• What you need to do:
Reproduce the listing below character for character; drop every image.
## start Excerpted data
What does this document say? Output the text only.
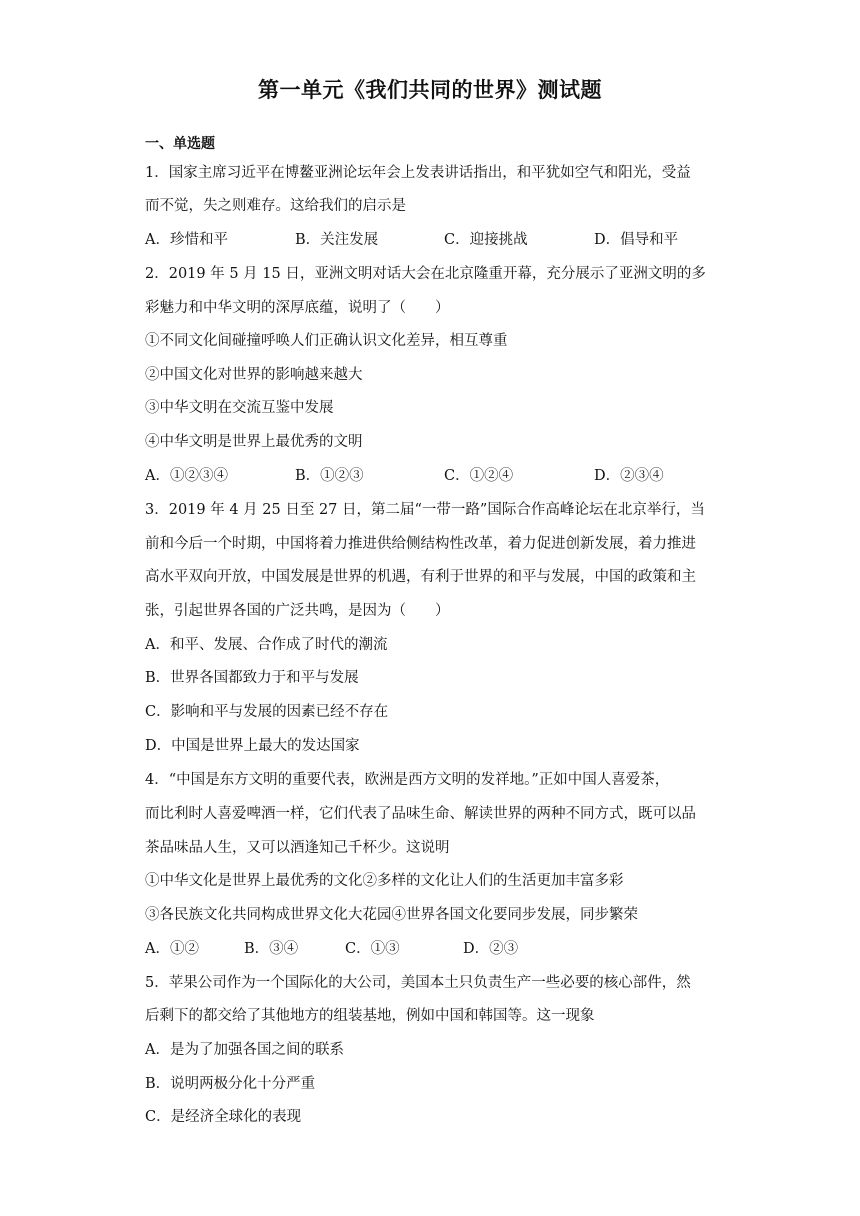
第一单元《我们共同的世界》测试题
一、单选题
1．国家主席习近平在博鳌亚洲论坛年会上发表讲话指出，和平犹如空气和阳光，受益
而不觉，失之则难存。这给我们的启示是
A．珍惜和平	B．关注发展	C．迎接挑战	D．倡导和平
2．2019 年 5 月 15 日，亚洲文明对话大会在北京隆重开幕，充分展示了亚洲文明的多
彩魅力和中华文明的深厚底蕴，说明了（　　）
①不同文化间碰撞呼唤人们正确认识文化差异，相互尊重
②中国文化对世界的影响越来越大
③中华文明在交流互鉴中发展
④中华文明是世界上最优秀的文明
A．①②③④	B．①②③	C．①②④	D．②③④
3．2019 年 4 月 25 日至 27 日，第二届“一带一路”国际合作高峰论坛在北京举行，当
前和今后一个时期，中国将着力推进供给侧结构性改革，着力促进创新发展，着力推进
高水平双向开放，中国发展是世界的机遇，有利于世界的和平与发展，中国的政策和主
张，引起世界各国的广泛共鸣，是因为（　　）
A．和平、发展、合作成了时代的潮流
B．世界各国都致力于和平与发展
C．影响和平与发展的因素已经不存在
D．中国是世界上最大的发达国家
4．“中国是东方文明的重要代表，欧洲是西方文明的发祥地。”正如中国人喜爱茶，
而比利时人喜爱啤酒一样，它们代表了品味生命、解读世界的两种不同方式，既可以品
茶品味品人生，又可以酒逢知己千杯少。这说明
①中华文化是世界上最优秀的文化②多样的文化让人们的生活更加丰富多彩
③各民族文化共同构成世界文化大花园④世界各国文化要同步发展，同步繁荣
A．①②	B．③④	C．①③	D．②③
5．苹果公司作为一个国际化的大公司，美国本土只负责生产一些必要的核心部件，然
后剩下的都交给了其他地方的组装基地，例如中国和韩国等。这一现象
A．是为了加强各国之间的联系
B．说明两极分化十分严重
C．是经济全球化的表现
## end Excerpted data
• The reply:
What does this document say? Output the text only.
第一单元《我们共同的世界》测试题
一、单选题
1．国家主席习近平在博鳌亚洲论坛年会上发表讲话指出，和平犹如空气和阳光，受益
而不觉，失之则难存。这给我们的启示是
A．珍惜和平	B．关注发展	C．迎接挑战	D．倡导和平
2．2019 年 5 月 15 日，亚洲文明对话大会在北京隆重开幕，充分展示了亚洲文明的多
彩魅力和中华文明的深厚底蕴，说明了（　　）
①不同文化间碰撞呼唤人们正确认识文化差异，相互尊重
②中国文化对世界的影响越来越大
③中华文明在交流互鉴中发展
④中华文明是世界上最优秀的文明
A．①②③④	B．①②③	C．①②④	D．②③④
3．2019 年 4 月 25 日至 27 日，第二届“一带一路”国际合作高峰论坛在北京举行，当
前和今后一个时期，中国将着力推进供给侧结构性改革，着力促进创新发展，着力推进
高水平双向开放，中国发展是世界的机遇，有利于世界的和平与发展，中国的政策和主
张，引起世界各国的广泛共鸣，是因为（　　）
A．和平、发展、合作成了时代的潮流
B．世界各国都致力于和平与发展
C．影响和平与发展的因素已经不存在
D．中国是世界上最大的发达国家
4．“中国是东方文明的重要代表，欧洲是西方文明的发祥地。”正如中国人喜爱茶，
而比利时人喜爱啤酒一样，它们代表了品味生命、解读世界的两种不同方式，既可以品
茶品味品人生，又可以酒逢知己千杯少。这说明
①中华文化是世界上最优秀的文化②多样的文化让人们的生活更加丰富多彩
③各民族文化共同构成世界文化大花园④世界各国文化要同步发展，同步繁荣
A．①②	B．③④	C．①③	D．②③
5．苹果公司作为一个国际化的大公司，美国本土只负责生产一些必要的核心部件，然
后剩下的都交给了其他地方的组装基地，例如中国和韩国等。这一现象
A．是为了加强各国之间的联系
B．说明两极分化十分严重
C．是经济全球化的表现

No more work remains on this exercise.